Instructions for the task:
Would you write out the listing verbatim and skip every picture in it?

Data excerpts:
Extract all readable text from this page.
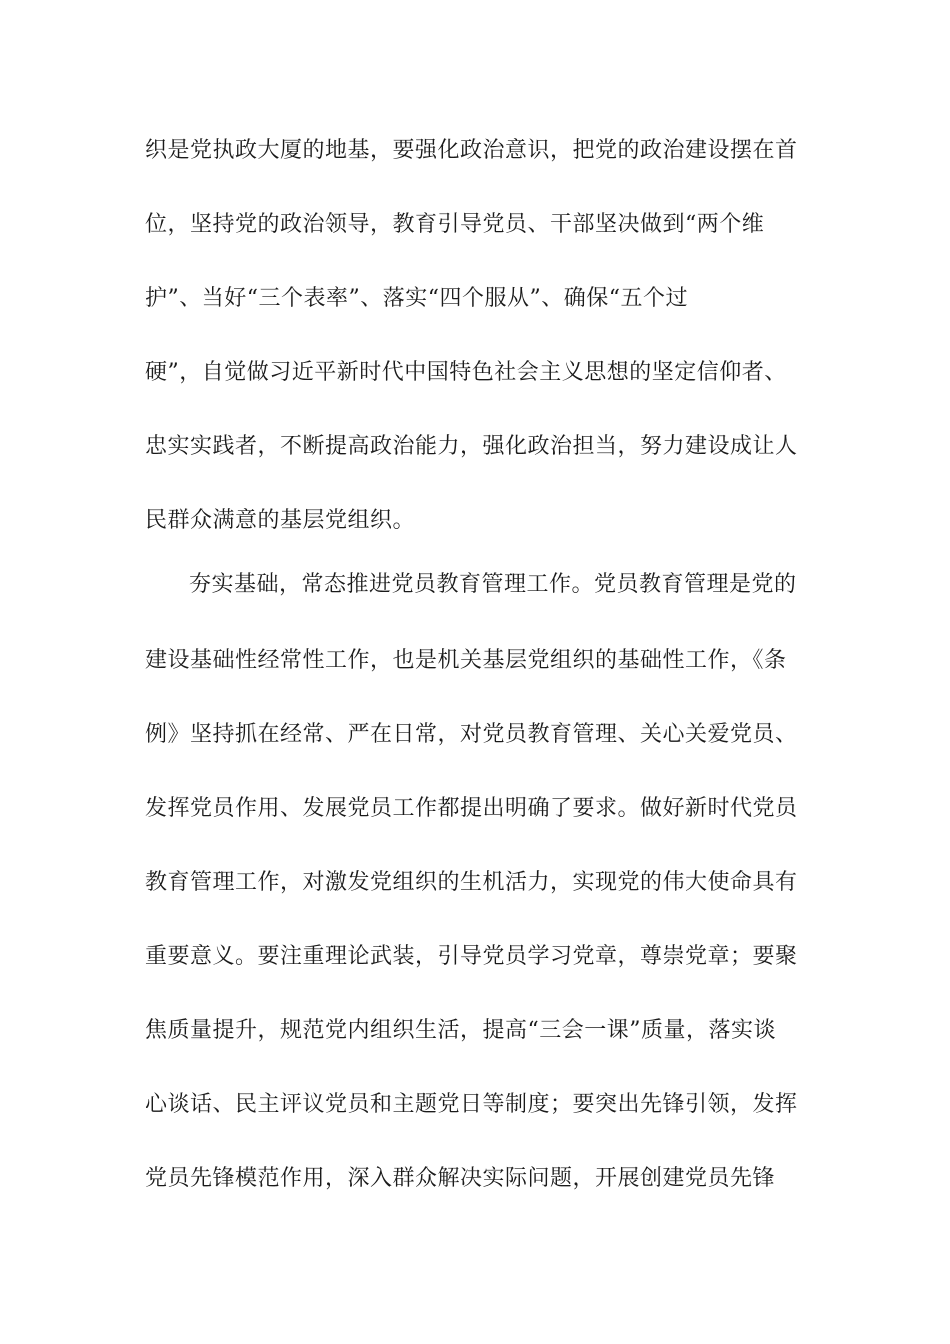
织是党执政大厦的地基，要强化政治意识，把党的政治建设摆在首
位，坚持党的政治领导，教育引导党员、干部坚决做到“两个维
护”、当好“三个表率”、落实“四个服从”、确保“五个过
硬”，自觉做习近平新时代中国特色社会主义思想的坚定信仰者、
忠实实践者，不断提高政治能力，强化政治担当，努力建设成让人
民群众满意的基层党组织。
夯实基础，常态推进党员教育管理工作。党员教育管理是党的
建设基础性经常性工作，也是机关基层党组织的基础性工作，《条
例》坚持抓在经常、严在日常，对党员教育管理、关心关爱党员、
发挥党员作用、发展党员工作都提出明确了要求。做好新时代党员
教育管理工作，对激发党组织的生机活力，实现党的伟大使命具有
重要意义。要注重理论武装，引导党员学习党章，尊崇党章；要聚
焦质量提升，规范党内组织生活，提高“三会一课”质量，落实谈
心谈话、民主评议党员和主题党日等制度；要突出先锋引领，发挥
党员先锋模范作用，深入群众解决实际问题，开展创建党员先锋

Output of the task:
Extract all readable text from this page.
织是党执政大厦的地基，要强化政治意识，把党的政治建设摆在首
位，坚持党的政治领导，教育引导党员、干部坚决做到“两个维
护”、当好“三个表率”、落实“四个服从”、确保“五个过
硬”，自觉做习近平新时代中国特色社会主义思想的坚定信仰者、
忠实实践者，不断提高政治能力，强化政治担当，努力建设成让人
民群众满意的基层党组织。
夯实基础，常态推进党员教育管理工作。党员教育管理是党的
建设基础性经常性工作，也是机关基层党组织的基础性工作，《条
例》坚持抓在经常、严在日常，对党员教育管理、关心关爱党员、
发挥党员作用、发展党员工作都提出明确了要求。做好新时代党员
教育管理工作，对激发党组织的生机活力，实现党的伟大使命具有
重要意义。要注重理论武装，引导党员学习党章，尊崇党章；要聚
焦质量提升，规范党内组织生活，提高“三会一课”质量，落实谈
心谈话、民主评议党员和主题党日等制度；要突出先锋引领，发挥
党员先锋模范作用，深入群众解决实际问题，开展创建党员先锋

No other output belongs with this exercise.